**THE PROBLEM**
Search the material for the word "Sunset" and copy each line that holds it.

**MATERIAL PROVIDED**
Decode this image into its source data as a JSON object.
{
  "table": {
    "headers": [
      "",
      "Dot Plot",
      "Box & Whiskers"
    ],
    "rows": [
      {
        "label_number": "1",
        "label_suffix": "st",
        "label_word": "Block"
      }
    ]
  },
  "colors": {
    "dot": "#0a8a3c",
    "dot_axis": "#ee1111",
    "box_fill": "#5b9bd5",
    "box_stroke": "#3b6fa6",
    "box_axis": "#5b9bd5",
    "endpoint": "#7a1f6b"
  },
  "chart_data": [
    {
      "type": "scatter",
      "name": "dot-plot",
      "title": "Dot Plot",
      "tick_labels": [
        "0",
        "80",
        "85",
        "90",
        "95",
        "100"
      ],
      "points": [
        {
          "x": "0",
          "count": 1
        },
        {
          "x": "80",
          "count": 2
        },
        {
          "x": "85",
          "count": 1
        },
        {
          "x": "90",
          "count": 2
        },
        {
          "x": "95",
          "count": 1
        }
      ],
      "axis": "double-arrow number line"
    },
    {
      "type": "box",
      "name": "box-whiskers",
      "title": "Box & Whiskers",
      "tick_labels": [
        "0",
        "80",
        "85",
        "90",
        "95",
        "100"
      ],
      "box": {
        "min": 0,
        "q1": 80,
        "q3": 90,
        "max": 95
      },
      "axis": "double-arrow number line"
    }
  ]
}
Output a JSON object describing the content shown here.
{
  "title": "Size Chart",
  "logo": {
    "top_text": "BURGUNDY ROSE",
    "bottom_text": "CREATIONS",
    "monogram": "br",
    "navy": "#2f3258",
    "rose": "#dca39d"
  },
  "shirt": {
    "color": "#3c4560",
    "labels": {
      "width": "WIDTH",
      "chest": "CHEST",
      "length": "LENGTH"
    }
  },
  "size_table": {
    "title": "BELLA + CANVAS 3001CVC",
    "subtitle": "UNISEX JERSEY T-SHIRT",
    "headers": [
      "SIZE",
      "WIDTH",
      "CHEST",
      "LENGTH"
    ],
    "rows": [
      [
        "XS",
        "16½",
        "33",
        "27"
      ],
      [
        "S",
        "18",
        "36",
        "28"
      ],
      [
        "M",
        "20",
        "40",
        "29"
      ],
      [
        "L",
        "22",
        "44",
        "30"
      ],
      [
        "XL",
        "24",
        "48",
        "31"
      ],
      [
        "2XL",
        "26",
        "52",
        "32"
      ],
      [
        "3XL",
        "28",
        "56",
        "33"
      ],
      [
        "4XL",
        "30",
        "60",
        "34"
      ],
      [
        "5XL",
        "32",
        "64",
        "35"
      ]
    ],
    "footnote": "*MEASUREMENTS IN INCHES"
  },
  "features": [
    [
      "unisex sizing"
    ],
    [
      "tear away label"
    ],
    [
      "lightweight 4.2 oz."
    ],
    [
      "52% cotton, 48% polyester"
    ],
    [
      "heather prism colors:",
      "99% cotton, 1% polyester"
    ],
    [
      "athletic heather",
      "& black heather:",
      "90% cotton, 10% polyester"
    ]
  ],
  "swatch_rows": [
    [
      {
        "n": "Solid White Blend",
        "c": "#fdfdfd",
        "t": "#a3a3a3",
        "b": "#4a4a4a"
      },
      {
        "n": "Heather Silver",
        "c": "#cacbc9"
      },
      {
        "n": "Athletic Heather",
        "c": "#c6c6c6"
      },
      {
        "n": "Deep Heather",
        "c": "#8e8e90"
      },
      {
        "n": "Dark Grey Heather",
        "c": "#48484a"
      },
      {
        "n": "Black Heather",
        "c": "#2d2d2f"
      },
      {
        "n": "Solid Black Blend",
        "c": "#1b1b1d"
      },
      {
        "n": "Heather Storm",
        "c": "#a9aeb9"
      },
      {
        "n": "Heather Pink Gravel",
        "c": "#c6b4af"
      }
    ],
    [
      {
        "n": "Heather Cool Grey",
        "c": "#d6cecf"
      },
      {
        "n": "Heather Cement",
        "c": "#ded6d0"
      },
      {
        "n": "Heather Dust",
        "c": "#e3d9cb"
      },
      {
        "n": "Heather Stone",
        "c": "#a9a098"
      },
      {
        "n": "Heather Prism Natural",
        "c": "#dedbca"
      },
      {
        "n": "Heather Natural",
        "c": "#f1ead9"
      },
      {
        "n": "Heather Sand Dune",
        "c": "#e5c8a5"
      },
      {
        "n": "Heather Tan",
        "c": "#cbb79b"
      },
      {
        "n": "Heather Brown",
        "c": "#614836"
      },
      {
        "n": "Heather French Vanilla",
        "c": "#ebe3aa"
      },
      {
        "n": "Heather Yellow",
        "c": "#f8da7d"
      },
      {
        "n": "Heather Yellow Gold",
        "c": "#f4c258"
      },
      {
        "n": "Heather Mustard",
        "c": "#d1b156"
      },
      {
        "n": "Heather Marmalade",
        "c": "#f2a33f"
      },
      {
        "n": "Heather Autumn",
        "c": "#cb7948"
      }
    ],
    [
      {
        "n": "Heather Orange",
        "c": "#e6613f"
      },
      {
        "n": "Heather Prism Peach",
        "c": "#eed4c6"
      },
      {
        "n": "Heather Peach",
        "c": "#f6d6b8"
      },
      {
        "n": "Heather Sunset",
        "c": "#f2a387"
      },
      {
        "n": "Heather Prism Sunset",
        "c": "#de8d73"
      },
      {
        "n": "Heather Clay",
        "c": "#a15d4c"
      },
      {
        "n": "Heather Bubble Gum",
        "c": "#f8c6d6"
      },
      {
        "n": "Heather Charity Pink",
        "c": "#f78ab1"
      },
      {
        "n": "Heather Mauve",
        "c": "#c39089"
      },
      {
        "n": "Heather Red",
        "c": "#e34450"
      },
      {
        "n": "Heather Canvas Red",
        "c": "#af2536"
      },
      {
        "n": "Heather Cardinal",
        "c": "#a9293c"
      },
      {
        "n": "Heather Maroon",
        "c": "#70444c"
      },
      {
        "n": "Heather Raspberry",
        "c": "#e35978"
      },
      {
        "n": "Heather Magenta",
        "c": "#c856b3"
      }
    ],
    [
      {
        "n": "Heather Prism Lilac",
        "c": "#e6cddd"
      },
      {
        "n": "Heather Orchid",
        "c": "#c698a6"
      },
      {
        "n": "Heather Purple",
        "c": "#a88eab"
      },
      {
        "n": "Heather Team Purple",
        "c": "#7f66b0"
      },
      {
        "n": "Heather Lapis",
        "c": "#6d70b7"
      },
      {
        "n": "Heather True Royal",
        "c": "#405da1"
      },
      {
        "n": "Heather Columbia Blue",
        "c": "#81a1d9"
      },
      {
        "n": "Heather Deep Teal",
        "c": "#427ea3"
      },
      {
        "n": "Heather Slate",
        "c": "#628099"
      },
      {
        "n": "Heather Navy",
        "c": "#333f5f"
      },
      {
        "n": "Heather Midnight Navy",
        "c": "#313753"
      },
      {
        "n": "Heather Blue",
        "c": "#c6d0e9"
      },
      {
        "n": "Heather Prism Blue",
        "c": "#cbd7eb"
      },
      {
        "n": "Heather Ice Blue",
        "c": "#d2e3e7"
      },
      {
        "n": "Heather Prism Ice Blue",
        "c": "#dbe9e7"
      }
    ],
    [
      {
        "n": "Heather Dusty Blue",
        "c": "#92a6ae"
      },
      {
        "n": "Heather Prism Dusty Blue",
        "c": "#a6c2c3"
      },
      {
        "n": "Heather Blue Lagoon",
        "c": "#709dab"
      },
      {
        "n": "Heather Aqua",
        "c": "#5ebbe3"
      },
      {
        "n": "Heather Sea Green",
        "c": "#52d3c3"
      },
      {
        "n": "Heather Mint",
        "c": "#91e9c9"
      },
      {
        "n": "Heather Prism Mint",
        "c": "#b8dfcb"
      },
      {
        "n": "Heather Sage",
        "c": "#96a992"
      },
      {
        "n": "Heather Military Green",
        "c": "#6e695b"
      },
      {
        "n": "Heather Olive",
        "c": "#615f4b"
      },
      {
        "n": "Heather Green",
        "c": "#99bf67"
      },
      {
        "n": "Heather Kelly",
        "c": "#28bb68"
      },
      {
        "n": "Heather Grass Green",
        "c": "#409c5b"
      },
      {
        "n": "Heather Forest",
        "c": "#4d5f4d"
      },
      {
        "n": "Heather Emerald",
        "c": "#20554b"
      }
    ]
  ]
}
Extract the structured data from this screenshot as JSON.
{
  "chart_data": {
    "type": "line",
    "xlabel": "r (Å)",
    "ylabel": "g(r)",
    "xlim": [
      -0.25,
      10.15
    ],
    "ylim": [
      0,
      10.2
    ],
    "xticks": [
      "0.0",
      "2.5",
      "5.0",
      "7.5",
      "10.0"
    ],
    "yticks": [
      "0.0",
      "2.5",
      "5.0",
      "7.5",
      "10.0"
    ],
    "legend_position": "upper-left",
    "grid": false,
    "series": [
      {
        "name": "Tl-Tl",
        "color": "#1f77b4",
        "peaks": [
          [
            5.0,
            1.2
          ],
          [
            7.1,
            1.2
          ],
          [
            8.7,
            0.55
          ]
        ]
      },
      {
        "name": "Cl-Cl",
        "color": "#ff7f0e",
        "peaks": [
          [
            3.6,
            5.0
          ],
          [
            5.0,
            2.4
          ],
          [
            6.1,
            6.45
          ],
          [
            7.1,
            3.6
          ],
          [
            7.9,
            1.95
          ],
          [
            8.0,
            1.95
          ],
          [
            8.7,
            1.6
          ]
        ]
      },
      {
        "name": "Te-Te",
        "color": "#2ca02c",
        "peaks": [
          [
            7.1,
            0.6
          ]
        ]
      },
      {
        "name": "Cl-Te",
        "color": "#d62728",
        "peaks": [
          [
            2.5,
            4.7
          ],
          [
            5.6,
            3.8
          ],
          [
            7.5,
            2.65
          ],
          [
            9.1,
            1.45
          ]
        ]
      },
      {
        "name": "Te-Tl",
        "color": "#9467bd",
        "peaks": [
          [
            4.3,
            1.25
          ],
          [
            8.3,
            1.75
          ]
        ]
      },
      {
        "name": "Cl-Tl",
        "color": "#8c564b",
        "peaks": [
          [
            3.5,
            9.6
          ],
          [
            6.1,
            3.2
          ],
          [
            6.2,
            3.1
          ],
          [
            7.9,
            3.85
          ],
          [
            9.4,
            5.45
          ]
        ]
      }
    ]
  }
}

**SOLVED EXERCISE**
        "n": "Heather Sunset",
        "n": "Heather Prism Sunset",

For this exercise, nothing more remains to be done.